--- BEGIN ---
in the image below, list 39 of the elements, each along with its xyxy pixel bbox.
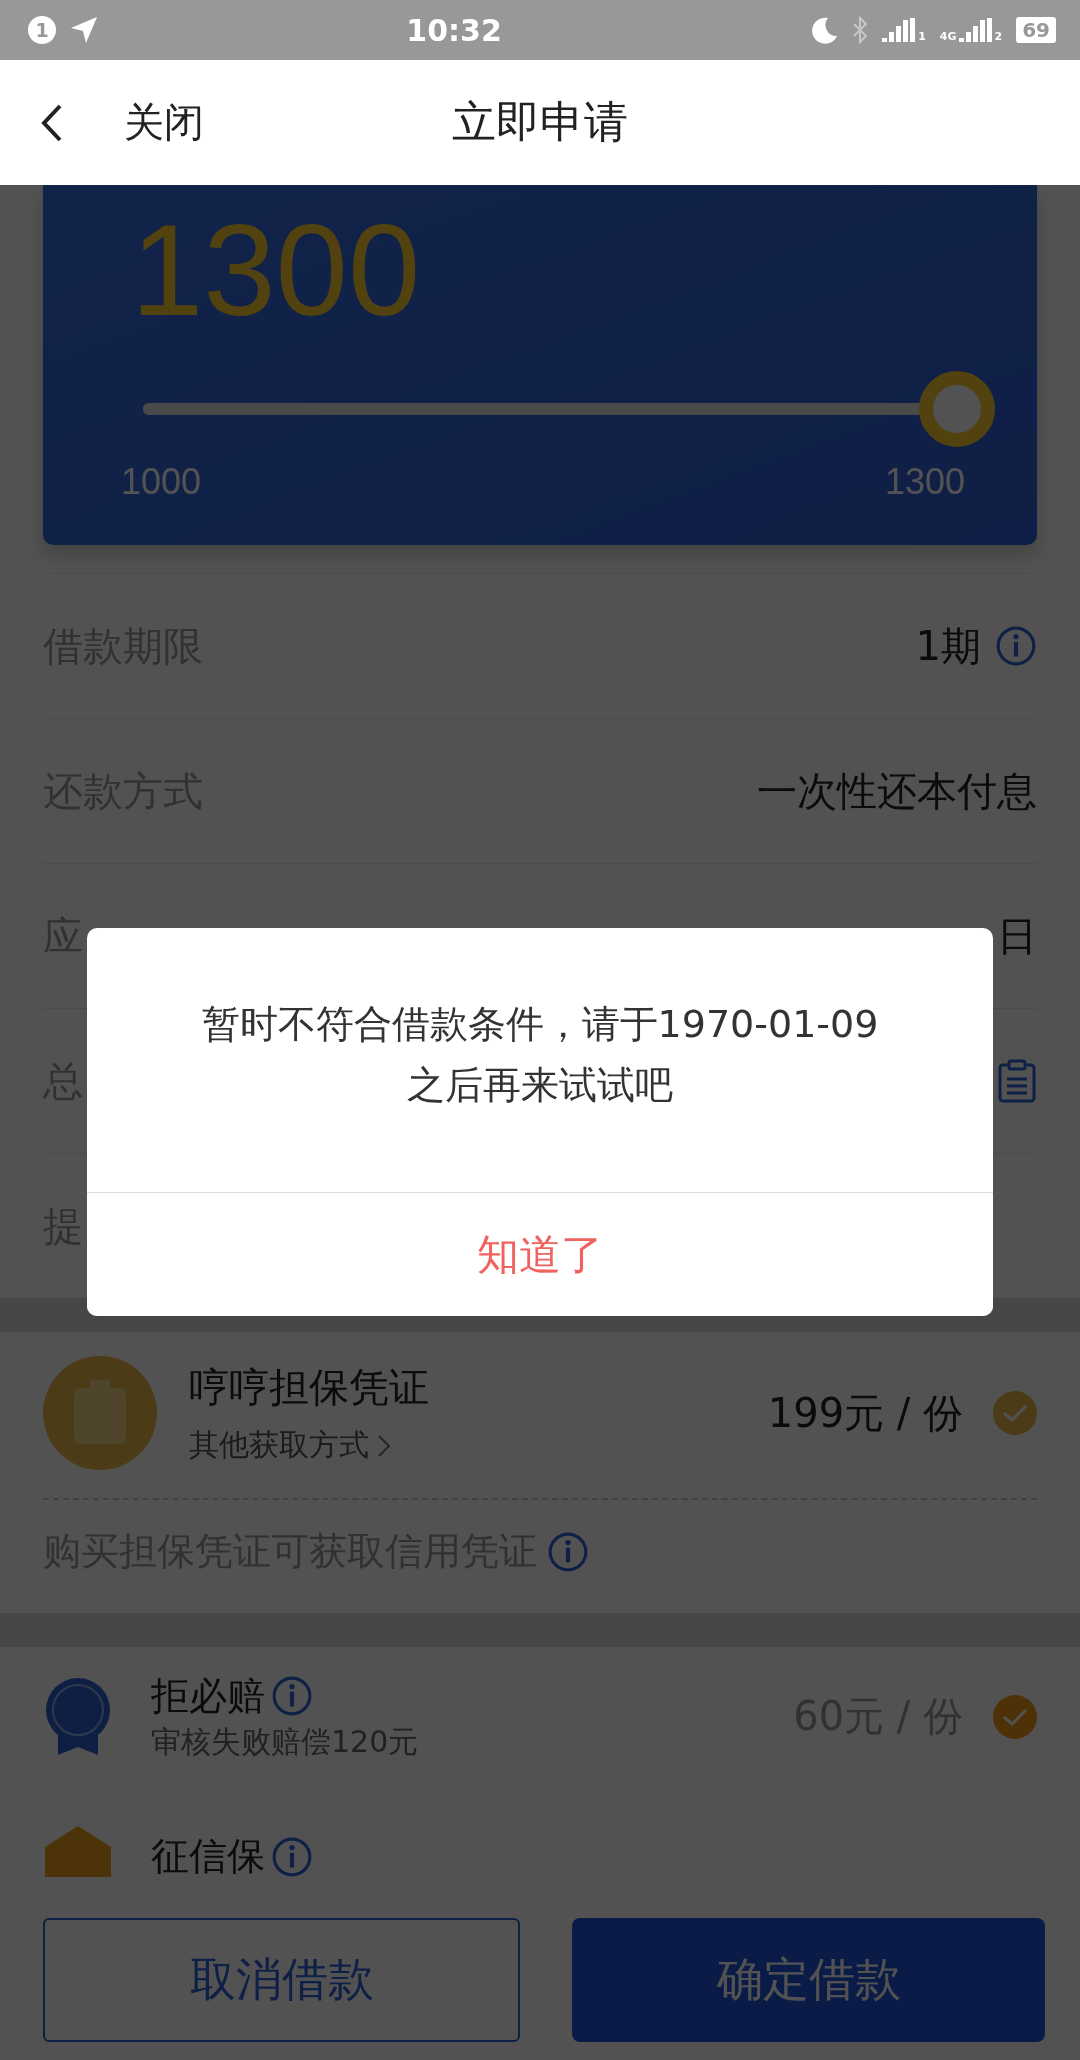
confirm-button[interactable]: 确定借款: [572, 1918, 1045, 2042]
info-icon[interactable]: [995, 625, 1037, 667]
check-icon: [1002, 1706, 1028, 1727]
close-button[interactable]: 关闭: [124, 95, 204, 150]
row-value: 日: [997, 911, 1037, 961]
notification-badge: 1: [28, 16, 56, 44]
guarantee-title: 哼哼担保凭证: [189, 1363, 430, 1412]
guarantee-price: 199元 / 份: [767, 1388, 963, 1438]
location-arrow-icon: [70, 16, 98, 44]
clipboard-icon[interactable]: [997, 1059, 1037, 1103]
dialog-message: 之后再来试试吧: [407, 1062, 673, 1110]
slider-min-label: 1000: [121, 461, 202, 503]
check-icon: [1002, 1403, 1028, 1423]
sim-number: 2: [994, 31, 1003, 42]
info-icon[interactable]: [271, 1675, 313, 1717]
bluetooth-icon: [852, 16, 869, 44]
info-icon[interactable]: [271, 1835, 313, 1877]
ok-button[interactable]: 知道了: [87, 1192, 993, 1317]
guarantee-checkbox[interactable]: [993, 1391, 1037, 1435]
signal-icon: [958, 18, 993, 42]
signal-icon: [882, 18, 917, 42]
dialog-message: 暂时不符合借款条件，请于1970-01-09: [201, 1001, 879, 1048]
status-time: 10:32: [406, 12, 502, 48]
slider-max-label: 1300: [884, 461, 965, 503]
medal-icon: [43, 1676, 113, 1757]
page-title: 立即申请: [452, 95, 628, 149]
moon-icon: [810, 16, 839, 44]
row-value: 一次性还本付息: [757, 766, 1037, 816]
cancel-button[interactable]: 取消借款: [43, 1918, 520, 2042]
addon-checkbox[interactable]: [993, 1694, 1037, 1739]
addon-title: 拒必赔: [151, 1672, 265, 1720]
chevron-icon: [377, 1433, 391, 1458]
loan-amount: 1300: [131, 205, 421, 335]
battery-icon: 69: [1016, 17, 1056, 43]
network-label: 4G: [939, 31, 957, 42]
sim-number: 1: [918, 31, 926, 42]
info-icon[interactable]: [547, 1530, 589, 1573]
row-value: 1期: [915, 621, 981, 671]
addon-title: 征信保: [151, 1833, 265, 1877]
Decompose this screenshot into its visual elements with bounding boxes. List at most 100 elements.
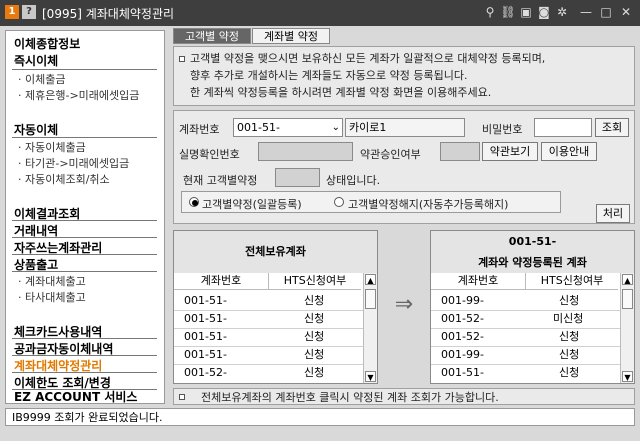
- approve-field: [440, 142, 480, 161]
- divider: [12, 271, 157, 272]
- radio-agreement-cancel-label[interactable]: 고객별약정해지(자동추가등록해지): [348, 196, 508, 212]
- linked-account-number: 001-51-: [508, 235, 557, 248]
- sidebar-item-partner-bank-deposit[interactable]: · 제휴은행->미래에셋입금: [18, 87, 139, 103]
- password-input[interactable]: [534, 118, 592, 137]
- linked-accounts-header: 001-51- 계좌와 약정등록된 계좌: [431, 231, 634, 273]
- current-agreement-field: [275, 168, 320, 187]
- table-row-account[interactable]: 001-99-: [441, 347, 484, 363]
- table-row-account[interactable]: 001-52-: [441, 329, 484, 345]
- account-name-field: 카이로1: [345, 118, 465, 137]
- table-row-account[interactable]: 001-51-: [441, 365, 484, 381]
- col-hts-status: HTS신청여부: [526, 273, 618, 290]
- col-hts-status: HTS신청여부: [269, 273, 361, 290]
- tab-customer-agreement[interactable]: 고객별 약정: [173, 28, 251, 44]
- guide-button[interactable]: 이용안내: [541, 142, 597, 161]
- divider: [12, 254, 157, 255]
- divider: [12, 137, 157, 138]
- sidebar-item-ez-account[interactable]: EZ ACCOUNT 서비스: [14, 388, 137, 405]
- inquiry-button[interactable]: 조회: [595, 118, 629, 137]
- scroll-down-icon[interactable]: ▼: [365, 371, 376, 382]
- save-icon[interactable]: ▣: [518, 4, 534, 20]
- link-icon[interactable]: ⛓: [500, 4, 516, 20]
- note-panel: 전체보유계좌의 계좌번호 클릭시 약정된 계좌 조회가 가능합니다.: [173, 388, 635, 405]
- current-agreement-label: 현재 고객별약정: [183, 174, 258, 187]
- title-bar: 1 ? [0995] 계좌대체약정관리 ⚲ ⛓ ▣ ◙ ✲ — □ ✕: [0, 0, 640, 26]
- pin-icon[interactable]: ⚲: [482, 4, 498, 20]
- col-account-number: 계좌번호: [431, 273, 526, 290]
- bullet-icon: [179, 56, 185, 62]
- table-row-status: 신청: [559, 294, 580, 307]
- minimize-icon[interactable]: —: [578, 4, 594, 20]
- table-row-account[interactable]: 001-51-: [184, 293, 227, 309]
- sidebar-item-auto-transfer[interactable]: 자동이체: [14, 121, 58, 138]
- all-accounts-table: 전체보유계좌 계좌번호 HTS신청여부 ▲ ▼ 001-51- 신청 001-5…: [173, 230, 378, 384]
- sidebar: 이체종합정보 즉시이체 · 이체출금 · 제휴은행->미래에셋입금 자동이체 ·…: [5, 30, 165, 404]
- bullet-icon: [179, 394, 185, 400]
- linked-accounts-table: 001-51- 계좌와 약정등록된 계좌 계좌번호 HTS신청여부 ▲ ▼ 00…: [430, 230, 635, 384]
- info-line-3: 한 계좌씩 약정등록을 하시려면 계좌별 약정 화면을 이용해주세요.: [190, 86, 492, 99]
- radio-agreement-cancel[interactable]: [334, 197, 344, 207]
- scrollbar[interactable]: ▲ ▼: [363, 273, 377, 383]
- verify-field: [258, 142, 353, 161]
- table-row-account[interactable]: 001-99-: [441, 293, 484, 309]
- account-select[interactable]: 001-51- ⌄: [233, 118, 343, 137]
- maximize-icon[interactable]: □: [598, 4, 614, 20]
- help-icon[interactable]: ?: [22, 5, 36, 19]
- sidebar-item-other-company-release[interactable]: · 타사대체출고: [18, 289, 86, 305]
- linked-accounts-title: 계좌와 약정등록된 계좌: [478, 256, 587, 269]
- camera-icon[interactable]: ◙: [536, 4, 552, 20]
- divider: [12, 237, 157, 238]
- gear-icon[interactable]: ✲: [554, 4, 570, 20]
- tab-account-agreement[interactable]: 계좌별 약정: [252, 28, 330, 44]
- divider: [12, 338, 157, 339]
- table-row-status: 신청: [304, 294, 325, 307]
- scroll-up-icon[interactable]: ▲: [365, 274, 376, 285]
- table-row-status: 신청: [304, 330, 325, 343]
- scroll-thumb[interactable]: [622, 289, 633, 309]
- terms-button[interactable]: 약관보기: [482, 142, 538, 161]
- close-icon[interactable]: ✕: [618, 4, 634, 20]
- radio-dot-icon: [192, 200, 198, 206]
- divider: [12, 220, 157, 221]
- radio-customer-agreement[interactable]: [189, 197, 199, 207]
- chevron-down-icon[interactable]: ⌄: [332, 119, 340, 136]
- sidebar-item-account-transfer-release[interactable]: · 계좌대체출고: [18, 273, 86, 289]
- radio-group: 고객별약정(일괄등록) 고객별약정해지(자동추가등록해지): [181, 191, 561, 213]
- table-row-account[interactable]: 001-52-: [184, 365, 227, 381]
- divider: [12, 372, 157, 373]
- sidebar-item-instant-transfer[interactable]: 즉시이체: [14, 52, 58, 69]
- table-row-status: 신청: [559, 330, 580, 343]
- status-bar: IB9999 조회가 완료되었습니다.: [5, 408, 635, 426]
- sidebar-item-auto-withdraw[interactable]: · 자동이체출금: [18, 139, 86, 155]
- account-value: 001-51-: [237, 121, 280, 134]
- table-row-account[interactable]: 001-52-: [441, 311, 484, 327]
- note-text: 전체보유계좌의 계좌번호 클릭시 약정된 계좌 조회가 가능합니다.: [201, 391, 499, 404]
- table-row-account[interactable]: 001-51-: [184, 311, 227, 327]
- divider: [12, 69, 157, 70]
- sidebar-item-transfer-info[interactable]: 이체종합정보: [14, 35, 80, 52]
- badge-one-icon[interactable]: 1: [5, 5, 19, 19]
- verify-label: 실명확인번호: [179, 148, 240, 161]
- table-row-status: 신청: [304, 366, 325, 379]
- radio-customer-agreement-label[interactable]: 고객별약정(일괄등록): [202, 196, 302, 212]
- table-row-account[interactable]: 001-51-: [184, 329, 227, 345]
- table-row-status: 미신청: [553, 312, 584, 325]
- sidebar-item-other-inst-deposit[interactable]: · 타기관->미래에셋입금: [18, 155, 129, 171]
- table-row-status: 신청: [559, 366, 580, 379]
- process-button[interactable]: 처리: [596, 204, 630, 223]
- scroll-up-icon[interactable]: ▲: [622, 274, 633, 285]
- arrow-right-icon: ⇒: [394, 292, 414, 317]
- info-panel: 고객별 약정을 맺으시면 보유하신 모든 계좌가 일괄적으로 대체약정 등록되며…: [173, 46, 635, 106]
- scrollbar[interactable]: ▲ ▼: [620, 273, 634, 383]
- scroll-thumb[interactable]: [365, 289, 376, 309]
- table-row-account[interactable]: 001-51-: [184, 347, 227, 363]
- scroll-down-icon[interactable]: ▼: [622, 371, 633, 382]
- all-accounts-title: 전체보유계좌: [174, 231, 377, 273]
- sidebar-item-auto-inquiry-cancel[interactable]: · 자동이체조회/취소: [18, 171, 110, 187]
- info-line-2: 향후 추가로 개설하시는 계좌들도 자동으로 약정 등록됩니다.: [190, 69, 468, 82]
- table-row-status: 신청: [304, 348, 325, 361]
- sidebar-item-withdraw[interactable]: · 이체출금: [18, 71, 65, 87]
- form-panel: 계좌번호 001-51- ⌄ 카이로1 비밀번호 조회 실명확인번호 약관승인여…: [173, 110, 635, 224]
- divider: [12, 355, 157, 356]
- info-line-1: 고객별 약정을 맺으시면 보유하신 모든 계좌가 일괄적으로 대체약정 등록되며…: [190, 52, 546, 65]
--- END ---
Rewrite the entries from the line with "confirm-button[interactable]: 确定借款: [572, 1918, 1045, 2042]" to the line with "guarantee-price: 199元 /", changing "close-button" to "dismiss-button" and leaving all else as it is.

confirm-button[interactable]: 确定借款: [572, 1918, 1045, 2042]
info-icon[interactable]: [995, 625, 1037, 667]
check-icon: [1002, 1706, 1028, 1727]
dismiss-button[interactable]: 关闭: [124, 95, 204, 150]
row-value: 日: [997, 911, 1037, 961]
notification-badge: 1: [28, 16, 56, 44]
guarantee-title: 哼哼担保凭证: [189, 1363, 430, 1412]
guarantee-price: 199元 / 份: [767, 1388, 963, 1438]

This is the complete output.